* What is needed: Gather from the material every line that contains the string "sesuai".

* Input:
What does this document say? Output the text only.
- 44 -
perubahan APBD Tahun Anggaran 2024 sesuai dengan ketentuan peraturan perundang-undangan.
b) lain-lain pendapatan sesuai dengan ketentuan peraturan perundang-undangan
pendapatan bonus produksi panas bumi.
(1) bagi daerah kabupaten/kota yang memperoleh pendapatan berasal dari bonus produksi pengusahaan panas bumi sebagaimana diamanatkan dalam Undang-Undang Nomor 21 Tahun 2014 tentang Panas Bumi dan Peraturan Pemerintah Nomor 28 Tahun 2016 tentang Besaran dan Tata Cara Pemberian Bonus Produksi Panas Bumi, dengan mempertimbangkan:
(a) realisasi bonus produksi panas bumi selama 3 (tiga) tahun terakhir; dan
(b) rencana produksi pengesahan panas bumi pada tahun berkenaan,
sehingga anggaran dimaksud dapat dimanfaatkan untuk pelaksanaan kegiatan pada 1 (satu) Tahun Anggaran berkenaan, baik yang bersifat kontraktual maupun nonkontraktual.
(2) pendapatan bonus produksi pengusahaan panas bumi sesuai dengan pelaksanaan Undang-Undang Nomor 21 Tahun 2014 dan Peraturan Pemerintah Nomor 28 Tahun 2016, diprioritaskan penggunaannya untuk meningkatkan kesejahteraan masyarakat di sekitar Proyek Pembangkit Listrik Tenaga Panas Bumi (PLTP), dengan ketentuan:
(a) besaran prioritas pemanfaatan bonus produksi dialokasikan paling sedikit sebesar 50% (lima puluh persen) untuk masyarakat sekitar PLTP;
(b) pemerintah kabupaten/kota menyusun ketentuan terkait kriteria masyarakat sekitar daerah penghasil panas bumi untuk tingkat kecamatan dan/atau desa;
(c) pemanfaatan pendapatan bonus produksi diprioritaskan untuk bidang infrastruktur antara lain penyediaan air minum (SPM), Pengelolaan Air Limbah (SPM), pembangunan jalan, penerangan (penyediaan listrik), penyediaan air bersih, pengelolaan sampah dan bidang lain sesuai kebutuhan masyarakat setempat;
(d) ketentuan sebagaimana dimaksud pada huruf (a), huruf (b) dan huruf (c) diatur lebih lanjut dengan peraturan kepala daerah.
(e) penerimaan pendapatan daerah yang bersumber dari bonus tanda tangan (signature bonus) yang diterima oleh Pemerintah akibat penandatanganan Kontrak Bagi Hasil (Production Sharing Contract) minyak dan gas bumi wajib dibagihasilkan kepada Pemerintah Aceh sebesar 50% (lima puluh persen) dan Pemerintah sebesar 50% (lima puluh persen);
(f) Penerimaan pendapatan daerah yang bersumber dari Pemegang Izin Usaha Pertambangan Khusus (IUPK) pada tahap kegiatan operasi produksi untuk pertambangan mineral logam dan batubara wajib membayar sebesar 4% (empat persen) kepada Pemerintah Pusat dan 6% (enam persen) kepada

* Solution to the problem:
perubahan APBD Tahun Anggaran 2024 sesuai dengan ketentuan peraturan perundang-undangan.
b) lain-lain pendapatan sesuai dengan ketentuan peraturan perundang-undangan
(2) pendapatan bonus produksi pengusahaan panas bumi sesuai dengan pelaksanaan Undang-Undang Nomor 21 Tahun 2014 dan Peraturan Pemerintah Nomor 28 Tahun 2016, diprioritaskan penggunaannya untuk meningkatkan kesejahteraan masyarakat di sekitar Proyek Pembangkit Listrik Tenaga Panas Bumi (PLTP), dengan ketentuan:
(c) pemanfaatan pendapatan bonus produksi diprioritaskan untuk bidang infrastruktur antara lain penyediaan air minum (SPM), Pengelolaan Air Limbah (SPM), pembangunan jalan, penerangan (penyediaan listrik), penyediaan air bersih, pengelolaan sampah dan bidang lain sesuai kebutuhan masyarakat setempat;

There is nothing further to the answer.